• _TASK_
Of the lines in the data below, count the ones holding the string "document", and answer with that number only.

• _RECORDS FOR THE EXERCISE_

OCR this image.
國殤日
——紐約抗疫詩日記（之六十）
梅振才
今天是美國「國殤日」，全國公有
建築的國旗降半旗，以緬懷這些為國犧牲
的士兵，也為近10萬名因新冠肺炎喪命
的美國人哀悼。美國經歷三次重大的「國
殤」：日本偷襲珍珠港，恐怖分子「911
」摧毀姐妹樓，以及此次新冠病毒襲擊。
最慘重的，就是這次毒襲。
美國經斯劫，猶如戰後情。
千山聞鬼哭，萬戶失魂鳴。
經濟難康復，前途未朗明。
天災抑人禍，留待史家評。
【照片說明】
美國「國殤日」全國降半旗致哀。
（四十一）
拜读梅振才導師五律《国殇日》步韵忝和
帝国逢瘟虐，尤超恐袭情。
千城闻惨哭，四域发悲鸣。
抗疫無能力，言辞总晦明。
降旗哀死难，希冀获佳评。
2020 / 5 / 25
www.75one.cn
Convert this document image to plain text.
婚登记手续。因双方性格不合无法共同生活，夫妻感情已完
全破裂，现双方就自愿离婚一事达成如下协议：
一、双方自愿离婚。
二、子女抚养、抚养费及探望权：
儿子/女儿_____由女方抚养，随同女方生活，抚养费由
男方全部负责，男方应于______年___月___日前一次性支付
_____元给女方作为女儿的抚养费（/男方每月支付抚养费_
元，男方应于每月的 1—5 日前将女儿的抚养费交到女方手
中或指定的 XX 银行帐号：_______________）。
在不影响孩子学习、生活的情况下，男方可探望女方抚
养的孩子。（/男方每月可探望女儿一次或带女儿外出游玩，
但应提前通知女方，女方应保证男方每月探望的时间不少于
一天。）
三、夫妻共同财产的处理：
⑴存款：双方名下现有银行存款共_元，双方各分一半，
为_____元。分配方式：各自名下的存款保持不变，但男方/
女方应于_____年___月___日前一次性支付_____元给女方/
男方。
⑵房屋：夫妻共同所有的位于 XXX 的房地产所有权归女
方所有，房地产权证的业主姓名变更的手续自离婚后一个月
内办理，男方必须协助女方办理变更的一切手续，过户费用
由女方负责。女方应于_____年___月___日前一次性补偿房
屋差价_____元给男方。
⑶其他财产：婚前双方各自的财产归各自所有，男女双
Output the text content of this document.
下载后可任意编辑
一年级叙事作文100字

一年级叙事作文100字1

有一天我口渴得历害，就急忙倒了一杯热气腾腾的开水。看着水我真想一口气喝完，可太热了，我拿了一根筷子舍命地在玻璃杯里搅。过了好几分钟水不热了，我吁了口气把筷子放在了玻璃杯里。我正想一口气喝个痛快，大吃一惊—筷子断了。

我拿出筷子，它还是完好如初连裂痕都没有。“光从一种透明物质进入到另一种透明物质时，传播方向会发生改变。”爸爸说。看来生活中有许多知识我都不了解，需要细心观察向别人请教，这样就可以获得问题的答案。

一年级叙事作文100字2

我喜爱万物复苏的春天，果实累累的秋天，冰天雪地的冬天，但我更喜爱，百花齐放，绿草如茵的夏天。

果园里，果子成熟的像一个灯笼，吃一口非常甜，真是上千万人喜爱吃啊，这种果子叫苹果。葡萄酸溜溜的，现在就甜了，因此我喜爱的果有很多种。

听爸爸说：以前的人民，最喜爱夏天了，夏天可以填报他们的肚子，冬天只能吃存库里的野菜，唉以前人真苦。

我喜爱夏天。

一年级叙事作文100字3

• _WRITTEN REPLY_
2